ITEMS |
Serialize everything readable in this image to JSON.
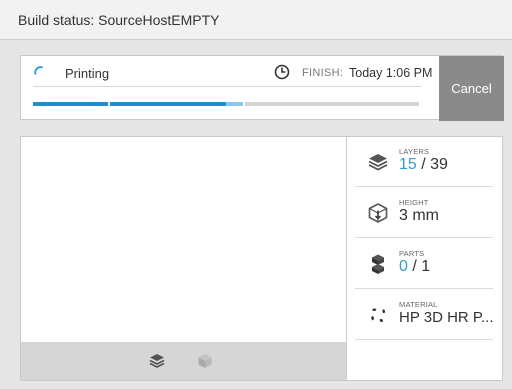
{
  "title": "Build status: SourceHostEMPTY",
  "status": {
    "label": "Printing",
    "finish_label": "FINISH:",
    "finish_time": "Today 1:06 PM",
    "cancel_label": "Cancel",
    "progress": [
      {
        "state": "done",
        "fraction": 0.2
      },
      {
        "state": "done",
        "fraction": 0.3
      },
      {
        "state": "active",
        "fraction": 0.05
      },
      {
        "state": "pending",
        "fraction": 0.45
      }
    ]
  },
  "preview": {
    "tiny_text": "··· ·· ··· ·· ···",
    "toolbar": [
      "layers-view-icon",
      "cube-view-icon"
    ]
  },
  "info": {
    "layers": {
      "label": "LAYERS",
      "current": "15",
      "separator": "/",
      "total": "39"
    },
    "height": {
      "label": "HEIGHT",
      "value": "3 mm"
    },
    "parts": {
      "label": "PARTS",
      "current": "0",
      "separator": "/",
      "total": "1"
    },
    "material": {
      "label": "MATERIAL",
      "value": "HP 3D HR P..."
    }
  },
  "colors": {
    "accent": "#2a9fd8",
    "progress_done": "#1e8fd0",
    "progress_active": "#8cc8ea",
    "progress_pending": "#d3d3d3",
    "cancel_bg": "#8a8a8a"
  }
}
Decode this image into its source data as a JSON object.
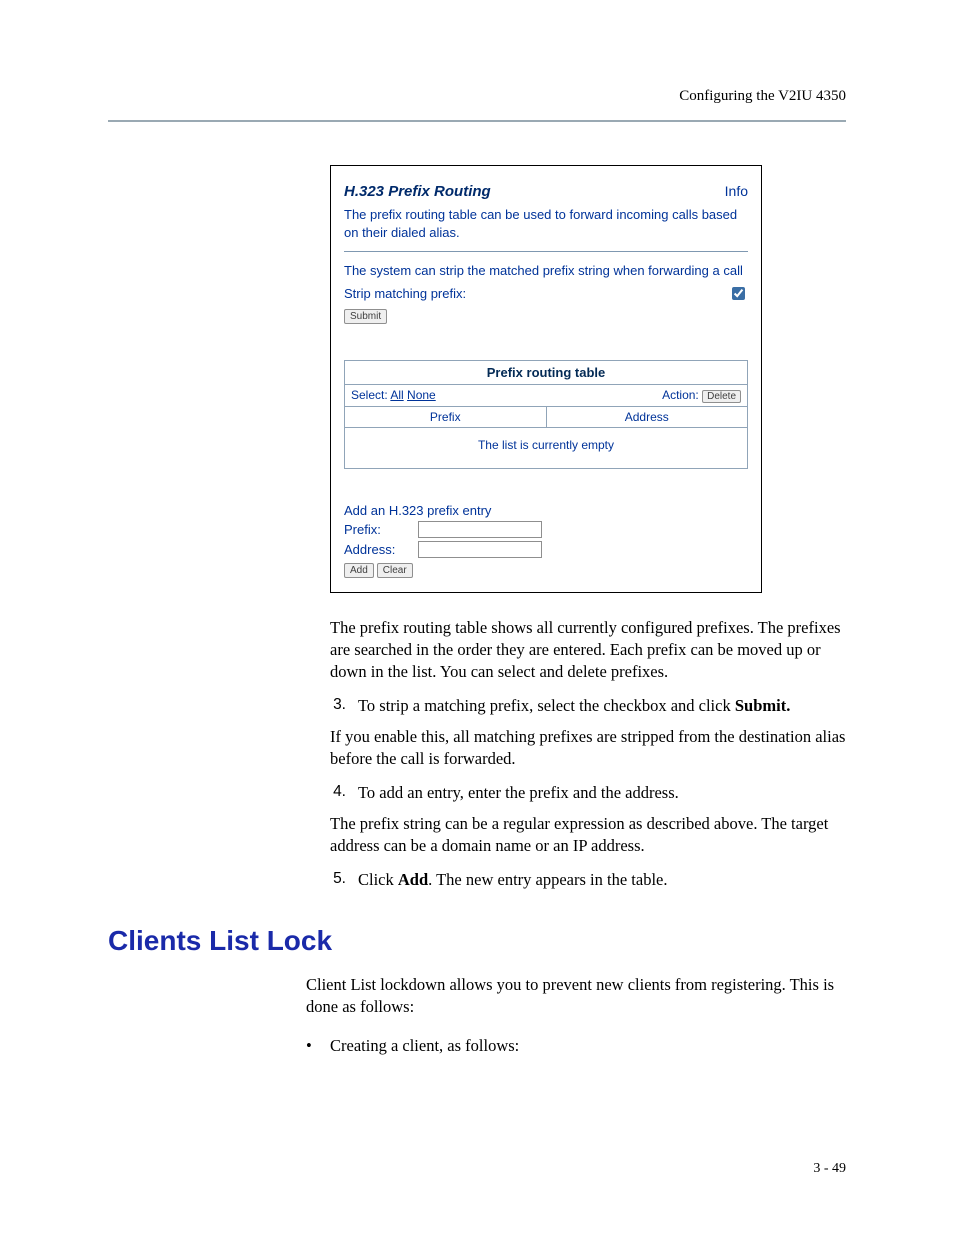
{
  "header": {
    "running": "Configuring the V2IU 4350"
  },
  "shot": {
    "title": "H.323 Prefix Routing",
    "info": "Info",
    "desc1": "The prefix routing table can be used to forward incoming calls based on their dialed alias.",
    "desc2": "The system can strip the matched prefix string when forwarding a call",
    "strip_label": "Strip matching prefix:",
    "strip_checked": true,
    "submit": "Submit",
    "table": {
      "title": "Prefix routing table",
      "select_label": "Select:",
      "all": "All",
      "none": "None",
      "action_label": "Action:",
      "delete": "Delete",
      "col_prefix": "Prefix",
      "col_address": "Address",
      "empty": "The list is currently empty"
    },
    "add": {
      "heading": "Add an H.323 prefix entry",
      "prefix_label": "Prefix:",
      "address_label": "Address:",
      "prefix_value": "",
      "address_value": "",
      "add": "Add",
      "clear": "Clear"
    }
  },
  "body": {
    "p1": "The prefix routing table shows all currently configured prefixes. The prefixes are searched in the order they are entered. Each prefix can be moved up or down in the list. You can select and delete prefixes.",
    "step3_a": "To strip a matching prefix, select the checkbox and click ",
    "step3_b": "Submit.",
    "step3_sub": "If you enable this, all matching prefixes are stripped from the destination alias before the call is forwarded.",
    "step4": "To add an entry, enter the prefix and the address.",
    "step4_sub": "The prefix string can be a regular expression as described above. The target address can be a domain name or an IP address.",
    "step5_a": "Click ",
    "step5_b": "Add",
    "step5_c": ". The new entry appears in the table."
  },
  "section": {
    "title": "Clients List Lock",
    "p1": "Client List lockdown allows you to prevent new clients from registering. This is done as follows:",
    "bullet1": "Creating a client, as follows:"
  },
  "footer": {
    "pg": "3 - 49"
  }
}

* * *

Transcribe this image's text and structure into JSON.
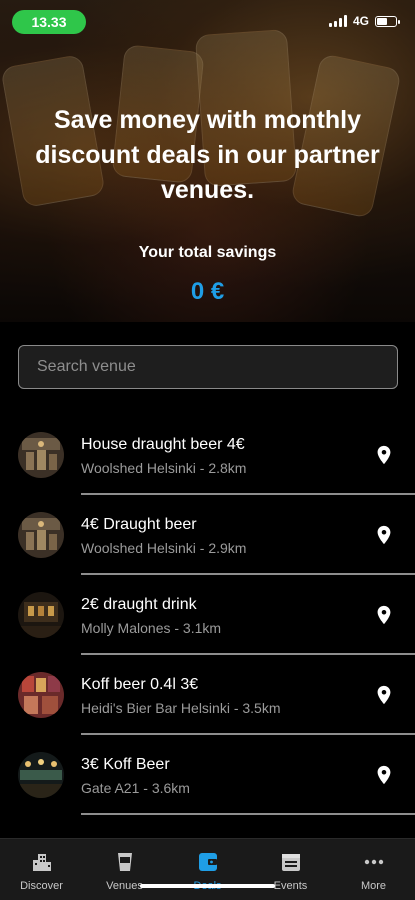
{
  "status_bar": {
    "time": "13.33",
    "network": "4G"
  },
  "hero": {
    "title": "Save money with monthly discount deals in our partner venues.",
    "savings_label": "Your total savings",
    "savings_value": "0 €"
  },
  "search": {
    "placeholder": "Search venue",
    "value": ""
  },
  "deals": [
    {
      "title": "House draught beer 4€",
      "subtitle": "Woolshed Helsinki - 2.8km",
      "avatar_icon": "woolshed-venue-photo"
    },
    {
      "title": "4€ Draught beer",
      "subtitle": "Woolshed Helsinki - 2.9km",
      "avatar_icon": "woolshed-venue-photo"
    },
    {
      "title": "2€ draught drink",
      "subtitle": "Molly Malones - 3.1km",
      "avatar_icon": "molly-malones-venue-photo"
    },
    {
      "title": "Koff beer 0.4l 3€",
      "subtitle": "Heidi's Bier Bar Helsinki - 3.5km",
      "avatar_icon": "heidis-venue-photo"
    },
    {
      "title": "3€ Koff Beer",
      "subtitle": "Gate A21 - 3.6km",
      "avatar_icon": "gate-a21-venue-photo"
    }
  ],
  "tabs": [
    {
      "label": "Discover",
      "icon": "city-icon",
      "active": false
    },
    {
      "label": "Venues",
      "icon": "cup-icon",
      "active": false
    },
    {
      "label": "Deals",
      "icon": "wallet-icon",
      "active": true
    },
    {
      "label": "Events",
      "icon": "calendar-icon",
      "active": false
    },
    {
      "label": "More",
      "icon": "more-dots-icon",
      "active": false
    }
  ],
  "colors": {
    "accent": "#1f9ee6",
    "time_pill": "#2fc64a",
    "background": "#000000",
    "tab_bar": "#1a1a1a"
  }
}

--

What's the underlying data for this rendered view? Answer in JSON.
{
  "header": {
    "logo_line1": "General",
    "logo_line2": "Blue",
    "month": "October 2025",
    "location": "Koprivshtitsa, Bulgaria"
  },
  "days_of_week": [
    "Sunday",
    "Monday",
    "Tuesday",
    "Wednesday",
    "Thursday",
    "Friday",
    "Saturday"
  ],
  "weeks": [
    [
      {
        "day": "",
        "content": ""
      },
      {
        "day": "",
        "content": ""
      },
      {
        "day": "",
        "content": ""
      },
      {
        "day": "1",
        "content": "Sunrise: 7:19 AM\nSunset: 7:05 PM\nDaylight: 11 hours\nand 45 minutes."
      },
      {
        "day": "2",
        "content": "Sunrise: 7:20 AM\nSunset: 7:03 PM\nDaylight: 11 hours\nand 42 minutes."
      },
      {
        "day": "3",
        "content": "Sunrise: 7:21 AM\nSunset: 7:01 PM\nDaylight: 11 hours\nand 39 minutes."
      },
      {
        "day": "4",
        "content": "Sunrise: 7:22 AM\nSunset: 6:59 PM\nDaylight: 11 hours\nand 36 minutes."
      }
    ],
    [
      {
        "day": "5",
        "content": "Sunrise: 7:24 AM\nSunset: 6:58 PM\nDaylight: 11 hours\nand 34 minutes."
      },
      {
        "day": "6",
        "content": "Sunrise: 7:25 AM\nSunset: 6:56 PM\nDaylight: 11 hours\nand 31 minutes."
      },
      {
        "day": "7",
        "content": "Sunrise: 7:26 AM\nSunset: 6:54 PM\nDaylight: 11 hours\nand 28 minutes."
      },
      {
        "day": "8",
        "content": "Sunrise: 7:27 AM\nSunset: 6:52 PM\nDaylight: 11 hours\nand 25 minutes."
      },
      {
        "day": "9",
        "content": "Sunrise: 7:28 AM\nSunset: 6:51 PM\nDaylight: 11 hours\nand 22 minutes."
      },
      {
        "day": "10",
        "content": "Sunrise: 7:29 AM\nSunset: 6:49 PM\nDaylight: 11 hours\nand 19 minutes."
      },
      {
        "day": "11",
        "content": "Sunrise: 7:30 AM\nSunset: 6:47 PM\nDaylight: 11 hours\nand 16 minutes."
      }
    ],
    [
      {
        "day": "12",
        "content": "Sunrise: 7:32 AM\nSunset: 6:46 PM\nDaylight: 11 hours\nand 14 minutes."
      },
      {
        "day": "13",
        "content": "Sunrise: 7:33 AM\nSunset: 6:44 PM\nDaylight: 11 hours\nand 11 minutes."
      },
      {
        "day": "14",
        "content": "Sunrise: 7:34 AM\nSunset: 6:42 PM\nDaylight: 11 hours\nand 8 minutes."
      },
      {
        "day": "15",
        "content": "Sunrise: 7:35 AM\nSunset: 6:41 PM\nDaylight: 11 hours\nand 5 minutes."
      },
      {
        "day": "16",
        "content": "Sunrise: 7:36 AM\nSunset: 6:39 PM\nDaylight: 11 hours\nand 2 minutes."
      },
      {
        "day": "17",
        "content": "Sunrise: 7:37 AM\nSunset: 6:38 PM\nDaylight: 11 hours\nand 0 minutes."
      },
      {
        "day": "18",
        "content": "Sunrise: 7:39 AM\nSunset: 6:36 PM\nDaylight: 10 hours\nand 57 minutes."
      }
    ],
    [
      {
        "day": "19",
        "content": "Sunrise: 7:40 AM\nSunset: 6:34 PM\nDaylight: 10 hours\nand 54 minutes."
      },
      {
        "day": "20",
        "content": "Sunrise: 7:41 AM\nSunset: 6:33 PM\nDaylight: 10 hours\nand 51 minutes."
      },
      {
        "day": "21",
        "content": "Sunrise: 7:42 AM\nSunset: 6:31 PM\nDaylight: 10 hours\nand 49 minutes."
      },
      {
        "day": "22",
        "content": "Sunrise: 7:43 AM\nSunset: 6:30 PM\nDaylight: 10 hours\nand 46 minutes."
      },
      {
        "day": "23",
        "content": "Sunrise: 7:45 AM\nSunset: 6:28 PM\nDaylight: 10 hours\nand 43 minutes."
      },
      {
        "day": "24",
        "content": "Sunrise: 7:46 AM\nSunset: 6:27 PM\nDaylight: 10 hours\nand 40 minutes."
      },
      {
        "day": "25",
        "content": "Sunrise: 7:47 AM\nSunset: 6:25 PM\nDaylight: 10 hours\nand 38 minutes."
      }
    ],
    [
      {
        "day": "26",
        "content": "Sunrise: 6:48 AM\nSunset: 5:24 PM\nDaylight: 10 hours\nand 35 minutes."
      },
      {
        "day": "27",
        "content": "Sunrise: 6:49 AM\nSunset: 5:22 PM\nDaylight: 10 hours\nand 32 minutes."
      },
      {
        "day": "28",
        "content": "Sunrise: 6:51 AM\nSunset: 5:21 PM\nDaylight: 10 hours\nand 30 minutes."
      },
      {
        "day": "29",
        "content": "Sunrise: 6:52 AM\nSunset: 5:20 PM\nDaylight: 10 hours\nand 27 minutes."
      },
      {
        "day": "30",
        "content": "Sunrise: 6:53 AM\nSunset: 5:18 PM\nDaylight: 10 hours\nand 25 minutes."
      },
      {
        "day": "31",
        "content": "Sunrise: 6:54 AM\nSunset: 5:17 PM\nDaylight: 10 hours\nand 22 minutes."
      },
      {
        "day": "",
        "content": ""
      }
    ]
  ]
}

EXERCISE | Lines that hold the word "total" are the ones to return, every one of them.

FINISHED ANSWER |
      "total": "39"
      "total": "1"
    "savings_label": "Your total savings",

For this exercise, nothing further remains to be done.